- What you will do
Select, from the material below, each line with "выявлении" in it.
###
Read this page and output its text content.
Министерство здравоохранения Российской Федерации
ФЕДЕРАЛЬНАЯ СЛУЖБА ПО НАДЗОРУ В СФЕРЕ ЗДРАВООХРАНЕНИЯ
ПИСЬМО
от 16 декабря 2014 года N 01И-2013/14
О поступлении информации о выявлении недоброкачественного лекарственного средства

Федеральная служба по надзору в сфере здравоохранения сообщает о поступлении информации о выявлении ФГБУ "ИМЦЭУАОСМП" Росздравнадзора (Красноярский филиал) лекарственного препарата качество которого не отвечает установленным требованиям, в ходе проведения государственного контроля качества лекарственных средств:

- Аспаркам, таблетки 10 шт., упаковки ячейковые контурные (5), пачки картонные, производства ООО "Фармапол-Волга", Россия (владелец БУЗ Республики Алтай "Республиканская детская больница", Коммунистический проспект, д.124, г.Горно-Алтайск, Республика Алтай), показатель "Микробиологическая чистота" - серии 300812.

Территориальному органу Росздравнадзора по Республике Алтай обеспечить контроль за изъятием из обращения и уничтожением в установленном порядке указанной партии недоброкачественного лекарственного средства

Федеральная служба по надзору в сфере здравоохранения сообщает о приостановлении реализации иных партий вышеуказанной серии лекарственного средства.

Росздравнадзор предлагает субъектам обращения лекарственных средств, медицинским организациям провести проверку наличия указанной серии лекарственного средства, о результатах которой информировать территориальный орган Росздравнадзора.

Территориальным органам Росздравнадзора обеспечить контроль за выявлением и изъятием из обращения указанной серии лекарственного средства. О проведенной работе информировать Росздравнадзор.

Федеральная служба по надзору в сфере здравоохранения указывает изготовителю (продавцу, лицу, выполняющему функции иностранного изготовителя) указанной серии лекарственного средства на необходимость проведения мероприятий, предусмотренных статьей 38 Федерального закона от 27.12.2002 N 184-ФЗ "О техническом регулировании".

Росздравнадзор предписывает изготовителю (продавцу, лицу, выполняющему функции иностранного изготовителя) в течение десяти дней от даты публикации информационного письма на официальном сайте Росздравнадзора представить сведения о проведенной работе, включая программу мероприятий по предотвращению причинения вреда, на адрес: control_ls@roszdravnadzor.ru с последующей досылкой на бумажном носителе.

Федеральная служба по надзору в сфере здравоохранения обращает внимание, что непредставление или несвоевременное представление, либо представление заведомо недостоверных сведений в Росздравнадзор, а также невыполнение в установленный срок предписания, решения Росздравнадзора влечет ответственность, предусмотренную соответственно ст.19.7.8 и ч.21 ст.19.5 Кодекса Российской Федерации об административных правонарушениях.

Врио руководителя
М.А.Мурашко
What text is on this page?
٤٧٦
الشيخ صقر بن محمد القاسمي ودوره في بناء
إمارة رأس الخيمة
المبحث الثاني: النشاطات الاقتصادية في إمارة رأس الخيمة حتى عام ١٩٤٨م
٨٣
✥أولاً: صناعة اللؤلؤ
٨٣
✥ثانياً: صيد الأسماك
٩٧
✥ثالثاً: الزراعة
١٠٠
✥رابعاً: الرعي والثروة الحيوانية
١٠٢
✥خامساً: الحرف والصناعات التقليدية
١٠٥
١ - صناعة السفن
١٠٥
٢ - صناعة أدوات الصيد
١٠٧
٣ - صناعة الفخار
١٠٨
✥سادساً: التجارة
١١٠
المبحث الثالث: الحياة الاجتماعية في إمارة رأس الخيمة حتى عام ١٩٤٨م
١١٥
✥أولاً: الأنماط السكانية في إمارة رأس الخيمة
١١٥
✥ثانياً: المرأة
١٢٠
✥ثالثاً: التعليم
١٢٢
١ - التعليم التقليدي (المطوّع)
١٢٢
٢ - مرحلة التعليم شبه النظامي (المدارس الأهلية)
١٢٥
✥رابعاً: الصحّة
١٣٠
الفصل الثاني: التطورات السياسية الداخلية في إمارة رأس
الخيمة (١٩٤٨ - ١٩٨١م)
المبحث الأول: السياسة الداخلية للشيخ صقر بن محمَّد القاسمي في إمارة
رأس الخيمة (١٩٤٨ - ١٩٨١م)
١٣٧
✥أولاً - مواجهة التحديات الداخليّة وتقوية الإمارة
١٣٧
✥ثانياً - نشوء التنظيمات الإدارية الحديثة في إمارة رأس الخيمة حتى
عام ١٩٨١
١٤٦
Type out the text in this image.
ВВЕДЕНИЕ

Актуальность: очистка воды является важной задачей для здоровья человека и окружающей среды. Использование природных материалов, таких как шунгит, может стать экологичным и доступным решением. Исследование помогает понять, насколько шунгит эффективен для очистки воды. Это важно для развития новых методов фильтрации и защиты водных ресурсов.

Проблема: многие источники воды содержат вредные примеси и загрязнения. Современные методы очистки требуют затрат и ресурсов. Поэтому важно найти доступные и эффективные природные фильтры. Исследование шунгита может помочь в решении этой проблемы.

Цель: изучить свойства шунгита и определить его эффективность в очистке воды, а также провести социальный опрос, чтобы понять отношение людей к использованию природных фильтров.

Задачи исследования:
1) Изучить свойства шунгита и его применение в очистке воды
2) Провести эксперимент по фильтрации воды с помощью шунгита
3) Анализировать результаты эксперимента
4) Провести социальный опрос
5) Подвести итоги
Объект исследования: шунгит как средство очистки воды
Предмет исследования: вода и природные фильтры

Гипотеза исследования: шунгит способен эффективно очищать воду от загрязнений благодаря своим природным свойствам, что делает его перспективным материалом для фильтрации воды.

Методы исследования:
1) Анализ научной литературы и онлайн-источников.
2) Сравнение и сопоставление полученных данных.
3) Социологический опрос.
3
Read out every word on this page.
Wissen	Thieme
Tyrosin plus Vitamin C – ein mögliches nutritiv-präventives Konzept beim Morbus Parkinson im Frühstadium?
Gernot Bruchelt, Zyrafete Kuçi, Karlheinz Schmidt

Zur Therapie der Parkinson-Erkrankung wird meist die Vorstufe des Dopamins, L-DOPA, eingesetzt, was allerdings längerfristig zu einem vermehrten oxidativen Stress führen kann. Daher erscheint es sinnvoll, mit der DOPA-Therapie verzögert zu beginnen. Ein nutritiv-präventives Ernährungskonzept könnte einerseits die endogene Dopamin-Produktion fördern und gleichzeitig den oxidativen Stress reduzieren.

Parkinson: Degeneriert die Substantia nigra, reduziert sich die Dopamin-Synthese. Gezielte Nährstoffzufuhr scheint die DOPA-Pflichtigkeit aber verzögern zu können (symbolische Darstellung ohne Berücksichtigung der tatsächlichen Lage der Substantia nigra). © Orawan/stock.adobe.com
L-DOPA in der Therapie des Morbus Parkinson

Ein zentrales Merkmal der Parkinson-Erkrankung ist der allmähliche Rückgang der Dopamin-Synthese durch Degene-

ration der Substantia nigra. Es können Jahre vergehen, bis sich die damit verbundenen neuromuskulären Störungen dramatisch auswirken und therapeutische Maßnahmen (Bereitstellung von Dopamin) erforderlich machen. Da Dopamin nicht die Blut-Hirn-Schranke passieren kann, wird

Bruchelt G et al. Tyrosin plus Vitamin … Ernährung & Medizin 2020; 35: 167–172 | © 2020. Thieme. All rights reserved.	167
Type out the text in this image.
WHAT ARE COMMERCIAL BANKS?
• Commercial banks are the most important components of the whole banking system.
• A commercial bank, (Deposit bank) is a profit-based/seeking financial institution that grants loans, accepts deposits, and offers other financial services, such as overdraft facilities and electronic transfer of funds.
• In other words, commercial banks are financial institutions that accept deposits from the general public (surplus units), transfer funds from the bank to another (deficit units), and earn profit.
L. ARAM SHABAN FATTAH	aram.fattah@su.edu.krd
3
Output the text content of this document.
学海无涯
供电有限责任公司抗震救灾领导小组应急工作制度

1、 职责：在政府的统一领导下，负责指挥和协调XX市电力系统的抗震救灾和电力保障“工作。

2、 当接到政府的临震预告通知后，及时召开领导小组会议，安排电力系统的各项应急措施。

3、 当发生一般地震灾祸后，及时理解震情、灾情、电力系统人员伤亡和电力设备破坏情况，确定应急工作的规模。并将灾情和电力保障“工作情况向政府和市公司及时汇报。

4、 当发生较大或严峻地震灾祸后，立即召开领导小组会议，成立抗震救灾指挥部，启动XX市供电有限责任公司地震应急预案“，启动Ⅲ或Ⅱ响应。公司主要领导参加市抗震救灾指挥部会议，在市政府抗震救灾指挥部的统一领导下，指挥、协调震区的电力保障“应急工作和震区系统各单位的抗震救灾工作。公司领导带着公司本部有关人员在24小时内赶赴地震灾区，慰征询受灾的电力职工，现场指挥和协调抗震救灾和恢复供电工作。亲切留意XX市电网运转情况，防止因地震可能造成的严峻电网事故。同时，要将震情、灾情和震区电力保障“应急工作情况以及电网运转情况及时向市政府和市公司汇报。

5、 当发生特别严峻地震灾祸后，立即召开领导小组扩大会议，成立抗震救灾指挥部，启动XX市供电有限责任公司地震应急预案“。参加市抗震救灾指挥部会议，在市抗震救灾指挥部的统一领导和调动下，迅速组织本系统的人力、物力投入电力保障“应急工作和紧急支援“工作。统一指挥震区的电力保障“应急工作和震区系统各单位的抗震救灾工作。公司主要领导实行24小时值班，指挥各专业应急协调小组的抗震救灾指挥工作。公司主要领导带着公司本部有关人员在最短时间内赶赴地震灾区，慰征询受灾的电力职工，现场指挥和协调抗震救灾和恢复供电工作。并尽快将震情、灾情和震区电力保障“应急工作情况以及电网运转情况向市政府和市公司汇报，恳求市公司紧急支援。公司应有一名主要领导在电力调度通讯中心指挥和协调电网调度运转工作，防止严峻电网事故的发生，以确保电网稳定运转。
###
- Full response
О поступлении информации о выявлении недоброкачественного лекарственного средства
Федеральная служба по надзору в сфере здравоохранения сообщает о поступлении информации о выявлении ФГБУ "ИМЦЭУАОСМП" Росздравнадзора (Красноярский филиал) лекарственного препарата качество которого не отвечает установленным требованиям, в ходе проведения государственного контроля качества лекарственных средств:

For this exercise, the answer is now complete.